- Given task -
Set out every line bearing the string "红村居委会".

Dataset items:
■ ■ ■ ■ ■ ■ ■

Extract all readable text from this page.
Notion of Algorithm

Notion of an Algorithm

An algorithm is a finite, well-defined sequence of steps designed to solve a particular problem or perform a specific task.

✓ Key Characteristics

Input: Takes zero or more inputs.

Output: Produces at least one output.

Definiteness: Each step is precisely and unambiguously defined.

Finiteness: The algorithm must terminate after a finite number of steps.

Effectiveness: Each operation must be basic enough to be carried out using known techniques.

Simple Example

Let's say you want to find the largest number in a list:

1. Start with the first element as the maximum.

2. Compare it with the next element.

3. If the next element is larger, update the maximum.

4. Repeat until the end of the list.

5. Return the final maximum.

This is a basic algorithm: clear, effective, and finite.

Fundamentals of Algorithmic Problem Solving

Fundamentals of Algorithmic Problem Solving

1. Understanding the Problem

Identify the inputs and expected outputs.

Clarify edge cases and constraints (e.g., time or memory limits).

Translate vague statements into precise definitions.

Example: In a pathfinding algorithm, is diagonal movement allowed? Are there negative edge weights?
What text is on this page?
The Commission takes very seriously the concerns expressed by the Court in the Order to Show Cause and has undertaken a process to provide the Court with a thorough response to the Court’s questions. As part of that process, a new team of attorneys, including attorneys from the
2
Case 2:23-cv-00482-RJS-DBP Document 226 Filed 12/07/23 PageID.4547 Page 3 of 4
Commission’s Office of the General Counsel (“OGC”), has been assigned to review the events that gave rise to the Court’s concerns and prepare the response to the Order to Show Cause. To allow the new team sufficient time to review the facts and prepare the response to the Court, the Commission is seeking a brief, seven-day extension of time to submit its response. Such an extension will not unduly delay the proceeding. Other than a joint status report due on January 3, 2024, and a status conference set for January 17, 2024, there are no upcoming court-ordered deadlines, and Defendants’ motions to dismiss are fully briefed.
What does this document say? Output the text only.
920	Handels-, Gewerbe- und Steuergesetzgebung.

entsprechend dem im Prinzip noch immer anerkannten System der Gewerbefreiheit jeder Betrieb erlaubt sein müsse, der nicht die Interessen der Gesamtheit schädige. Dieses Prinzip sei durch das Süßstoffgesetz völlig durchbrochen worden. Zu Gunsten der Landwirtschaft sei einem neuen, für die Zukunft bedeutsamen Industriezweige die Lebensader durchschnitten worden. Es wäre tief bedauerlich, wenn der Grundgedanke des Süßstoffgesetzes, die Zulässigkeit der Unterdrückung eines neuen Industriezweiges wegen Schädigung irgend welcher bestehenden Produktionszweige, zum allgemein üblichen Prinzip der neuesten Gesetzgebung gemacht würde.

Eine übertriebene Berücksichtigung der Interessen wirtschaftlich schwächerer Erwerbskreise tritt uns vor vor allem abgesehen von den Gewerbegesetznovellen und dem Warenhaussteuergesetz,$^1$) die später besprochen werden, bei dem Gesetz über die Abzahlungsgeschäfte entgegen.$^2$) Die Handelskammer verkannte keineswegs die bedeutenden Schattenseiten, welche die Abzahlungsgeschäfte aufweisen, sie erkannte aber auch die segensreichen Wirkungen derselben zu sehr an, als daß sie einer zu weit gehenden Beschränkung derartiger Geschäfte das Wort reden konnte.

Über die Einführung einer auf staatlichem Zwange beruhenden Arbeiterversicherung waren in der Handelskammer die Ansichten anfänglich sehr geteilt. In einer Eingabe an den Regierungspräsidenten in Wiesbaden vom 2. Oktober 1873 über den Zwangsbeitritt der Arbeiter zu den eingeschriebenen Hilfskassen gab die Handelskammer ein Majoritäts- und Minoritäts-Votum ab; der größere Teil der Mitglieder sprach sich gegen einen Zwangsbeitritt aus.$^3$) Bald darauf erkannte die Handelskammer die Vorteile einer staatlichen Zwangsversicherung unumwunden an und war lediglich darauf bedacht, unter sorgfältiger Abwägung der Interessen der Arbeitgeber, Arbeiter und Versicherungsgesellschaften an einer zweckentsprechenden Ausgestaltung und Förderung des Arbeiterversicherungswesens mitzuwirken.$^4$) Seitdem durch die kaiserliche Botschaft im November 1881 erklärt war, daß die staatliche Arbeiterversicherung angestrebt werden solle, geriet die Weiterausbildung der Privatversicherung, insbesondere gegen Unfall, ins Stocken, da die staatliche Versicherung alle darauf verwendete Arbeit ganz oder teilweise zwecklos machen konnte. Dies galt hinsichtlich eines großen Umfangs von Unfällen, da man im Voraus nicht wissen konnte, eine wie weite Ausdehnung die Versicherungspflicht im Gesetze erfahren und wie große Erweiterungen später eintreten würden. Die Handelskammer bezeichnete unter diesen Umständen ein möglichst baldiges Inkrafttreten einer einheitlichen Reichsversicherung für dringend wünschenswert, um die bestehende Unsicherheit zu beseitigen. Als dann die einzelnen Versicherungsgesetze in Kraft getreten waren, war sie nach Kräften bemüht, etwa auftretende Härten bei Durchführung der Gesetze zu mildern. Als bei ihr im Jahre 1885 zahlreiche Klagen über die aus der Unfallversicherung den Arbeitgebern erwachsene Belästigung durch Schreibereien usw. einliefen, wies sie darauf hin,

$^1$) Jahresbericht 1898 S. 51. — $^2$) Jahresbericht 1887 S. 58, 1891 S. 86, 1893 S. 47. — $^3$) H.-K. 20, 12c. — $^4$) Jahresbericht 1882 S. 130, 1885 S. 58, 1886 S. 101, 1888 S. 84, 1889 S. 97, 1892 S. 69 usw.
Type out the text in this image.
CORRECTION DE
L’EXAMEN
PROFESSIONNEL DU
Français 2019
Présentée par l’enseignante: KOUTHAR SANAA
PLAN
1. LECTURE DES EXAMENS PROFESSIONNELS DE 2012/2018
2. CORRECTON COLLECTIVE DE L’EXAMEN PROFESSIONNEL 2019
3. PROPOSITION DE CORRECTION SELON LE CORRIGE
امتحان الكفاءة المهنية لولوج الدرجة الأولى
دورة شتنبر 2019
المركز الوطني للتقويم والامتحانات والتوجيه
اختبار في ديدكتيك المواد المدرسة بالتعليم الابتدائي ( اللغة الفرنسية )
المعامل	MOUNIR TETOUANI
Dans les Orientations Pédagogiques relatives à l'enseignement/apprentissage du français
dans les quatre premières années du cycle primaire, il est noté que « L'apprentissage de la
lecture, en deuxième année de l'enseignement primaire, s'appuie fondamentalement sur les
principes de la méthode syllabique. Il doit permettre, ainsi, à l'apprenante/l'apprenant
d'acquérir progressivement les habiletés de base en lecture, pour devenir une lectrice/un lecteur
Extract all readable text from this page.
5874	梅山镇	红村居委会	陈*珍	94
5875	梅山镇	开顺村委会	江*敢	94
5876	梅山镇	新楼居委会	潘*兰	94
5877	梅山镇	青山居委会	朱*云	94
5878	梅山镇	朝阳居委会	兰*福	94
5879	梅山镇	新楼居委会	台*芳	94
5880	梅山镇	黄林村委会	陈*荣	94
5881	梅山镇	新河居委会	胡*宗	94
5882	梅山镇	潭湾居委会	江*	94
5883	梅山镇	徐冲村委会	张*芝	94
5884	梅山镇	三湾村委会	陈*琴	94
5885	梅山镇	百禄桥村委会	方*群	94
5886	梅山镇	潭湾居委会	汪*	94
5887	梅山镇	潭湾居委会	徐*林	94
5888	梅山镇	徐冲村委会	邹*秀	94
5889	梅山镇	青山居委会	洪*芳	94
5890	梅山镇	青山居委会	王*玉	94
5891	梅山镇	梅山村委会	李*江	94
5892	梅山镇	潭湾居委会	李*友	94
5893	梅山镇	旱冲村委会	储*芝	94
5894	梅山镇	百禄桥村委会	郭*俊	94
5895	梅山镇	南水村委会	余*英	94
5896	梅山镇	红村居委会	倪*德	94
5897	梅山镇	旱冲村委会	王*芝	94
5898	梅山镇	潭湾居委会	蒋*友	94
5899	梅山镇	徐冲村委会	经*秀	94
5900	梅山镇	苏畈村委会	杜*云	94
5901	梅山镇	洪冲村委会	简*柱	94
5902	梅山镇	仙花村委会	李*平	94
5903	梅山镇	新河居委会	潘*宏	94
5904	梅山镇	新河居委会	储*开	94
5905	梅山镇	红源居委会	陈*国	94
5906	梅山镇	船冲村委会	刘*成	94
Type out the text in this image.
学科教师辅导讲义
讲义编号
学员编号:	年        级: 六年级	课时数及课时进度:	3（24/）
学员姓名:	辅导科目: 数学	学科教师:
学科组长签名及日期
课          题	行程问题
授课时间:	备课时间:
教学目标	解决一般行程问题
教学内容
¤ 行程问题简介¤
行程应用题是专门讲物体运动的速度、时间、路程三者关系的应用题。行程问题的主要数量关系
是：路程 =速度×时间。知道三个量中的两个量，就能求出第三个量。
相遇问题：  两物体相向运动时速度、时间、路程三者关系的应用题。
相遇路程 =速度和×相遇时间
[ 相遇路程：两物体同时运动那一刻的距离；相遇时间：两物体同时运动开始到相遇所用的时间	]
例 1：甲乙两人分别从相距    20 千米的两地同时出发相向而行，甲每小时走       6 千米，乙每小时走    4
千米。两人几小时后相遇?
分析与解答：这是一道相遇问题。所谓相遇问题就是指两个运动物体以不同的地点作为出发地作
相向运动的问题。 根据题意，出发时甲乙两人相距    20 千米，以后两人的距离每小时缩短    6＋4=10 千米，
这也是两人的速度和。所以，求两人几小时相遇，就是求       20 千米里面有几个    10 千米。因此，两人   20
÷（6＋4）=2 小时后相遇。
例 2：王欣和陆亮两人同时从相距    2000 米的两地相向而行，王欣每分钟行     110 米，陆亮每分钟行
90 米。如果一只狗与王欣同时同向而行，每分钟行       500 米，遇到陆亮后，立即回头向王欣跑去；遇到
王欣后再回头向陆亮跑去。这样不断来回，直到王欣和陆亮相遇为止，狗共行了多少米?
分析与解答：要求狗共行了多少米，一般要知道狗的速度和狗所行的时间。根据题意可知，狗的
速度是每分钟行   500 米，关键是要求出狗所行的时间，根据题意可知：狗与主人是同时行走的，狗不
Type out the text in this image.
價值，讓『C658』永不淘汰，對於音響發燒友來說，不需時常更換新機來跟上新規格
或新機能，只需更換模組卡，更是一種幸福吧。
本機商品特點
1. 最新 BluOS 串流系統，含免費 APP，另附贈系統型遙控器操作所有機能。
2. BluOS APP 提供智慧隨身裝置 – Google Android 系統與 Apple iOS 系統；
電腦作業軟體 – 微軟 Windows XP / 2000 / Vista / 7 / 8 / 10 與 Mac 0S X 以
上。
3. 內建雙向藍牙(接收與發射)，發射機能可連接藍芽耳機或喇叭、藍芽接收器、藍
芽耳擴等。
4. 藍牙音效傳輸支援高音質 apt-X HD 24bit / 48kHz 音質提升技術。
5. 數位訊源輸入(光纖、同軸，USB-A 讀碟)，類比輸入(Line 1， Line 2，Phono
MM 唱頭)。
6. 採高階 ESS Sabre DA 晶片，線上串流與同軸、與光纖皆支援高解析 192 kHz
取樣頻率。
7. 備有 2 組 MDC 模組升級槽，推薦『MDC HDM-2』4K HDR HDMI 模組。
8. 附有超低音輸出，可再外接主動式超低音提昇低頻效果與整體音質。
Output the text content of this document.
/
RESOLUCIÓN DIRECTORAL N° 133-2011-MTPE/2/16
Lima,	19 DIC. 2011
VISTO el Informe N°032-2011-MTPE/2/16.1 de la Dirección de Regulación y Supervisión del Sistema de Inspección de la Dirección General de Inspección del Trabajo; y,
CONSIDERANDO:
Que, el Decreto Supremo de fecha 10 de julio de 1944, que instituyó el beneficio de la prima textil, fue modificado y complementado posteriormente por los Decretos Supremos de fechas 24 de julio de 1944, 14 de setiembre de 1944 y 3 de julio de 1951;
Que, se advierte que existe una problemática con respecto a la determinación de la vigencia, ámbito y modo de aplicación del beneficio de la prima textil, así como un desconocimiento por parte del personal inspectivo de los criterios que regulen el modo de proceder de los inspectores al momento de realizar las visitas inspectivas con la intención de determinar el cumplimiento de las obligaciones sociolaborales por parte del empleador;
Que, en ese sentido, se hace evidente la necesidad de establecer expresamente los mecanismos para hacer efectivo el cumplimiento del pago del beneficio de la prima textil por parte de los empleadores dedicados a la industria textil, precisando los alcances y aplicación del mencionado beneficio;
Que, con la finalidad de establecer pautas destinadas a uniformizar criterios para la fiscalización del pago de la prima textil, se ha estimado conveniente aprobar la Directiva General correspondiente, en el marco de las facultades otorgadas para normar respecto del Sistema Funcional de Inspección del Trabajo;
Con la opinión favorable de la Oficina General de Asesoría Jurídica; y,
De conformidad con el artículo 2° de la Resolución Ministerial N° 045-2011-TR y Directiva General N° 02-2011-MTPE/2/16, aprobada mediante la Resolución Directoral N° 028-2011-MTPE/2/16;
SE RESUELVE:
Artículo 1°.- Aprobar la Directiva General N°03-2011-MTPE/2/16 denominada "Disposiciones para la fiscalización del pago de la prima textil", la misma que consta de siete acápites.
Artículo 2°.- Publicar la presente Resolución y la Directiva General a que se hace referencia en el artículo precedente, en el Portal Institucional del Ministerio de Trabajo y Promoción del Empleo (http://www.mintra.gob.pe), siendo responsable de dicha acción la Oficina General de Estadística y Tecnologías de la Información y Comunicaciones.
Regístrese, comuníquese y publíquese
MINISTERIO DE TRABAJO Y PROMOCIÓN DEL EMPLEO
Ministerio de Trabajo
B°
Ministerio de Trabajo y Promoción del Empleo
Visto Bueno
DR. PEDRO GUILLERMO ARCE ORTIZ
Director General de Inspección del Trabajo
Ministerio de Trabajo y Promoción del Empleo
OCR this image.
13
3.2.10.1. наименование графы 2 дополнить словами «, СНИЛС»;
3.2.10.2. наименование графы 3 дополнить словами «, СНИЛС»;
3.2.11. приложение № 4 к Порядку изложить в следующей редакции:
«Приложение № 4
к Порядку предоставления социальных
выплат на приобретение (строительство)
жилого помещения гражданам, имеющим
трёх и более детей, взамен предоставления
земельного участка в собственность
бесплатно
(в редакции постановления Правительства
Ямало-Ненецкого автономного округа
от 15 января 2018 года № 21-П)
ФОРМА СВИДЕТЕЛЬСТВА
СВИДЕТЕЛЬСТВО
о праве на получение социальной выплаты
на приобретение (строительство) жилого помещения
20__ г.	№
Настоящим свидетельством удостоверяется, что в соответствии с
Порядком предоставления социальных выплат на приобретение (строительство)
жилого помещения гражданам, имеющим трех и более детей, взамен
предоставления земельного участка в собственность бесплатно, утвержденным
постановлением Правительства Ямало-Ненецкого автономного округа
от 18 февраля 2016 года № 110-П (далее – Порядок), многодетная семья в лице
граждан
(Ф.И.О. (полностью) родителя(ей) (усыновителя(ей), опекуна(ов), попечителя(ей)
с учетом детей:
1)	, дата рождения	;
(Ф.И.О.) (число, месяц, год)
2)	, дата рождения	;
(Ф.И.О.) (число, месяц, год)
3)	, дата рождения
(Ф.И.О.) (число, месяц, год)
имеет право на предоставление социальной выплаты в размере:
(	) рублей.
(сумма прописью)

■ ■ ■ ■ ■ ■ ■

- The response -
5874	梅山镇	红村居委会	陈*珍	94
5896	梅山镇	红村居委会	倪*德	94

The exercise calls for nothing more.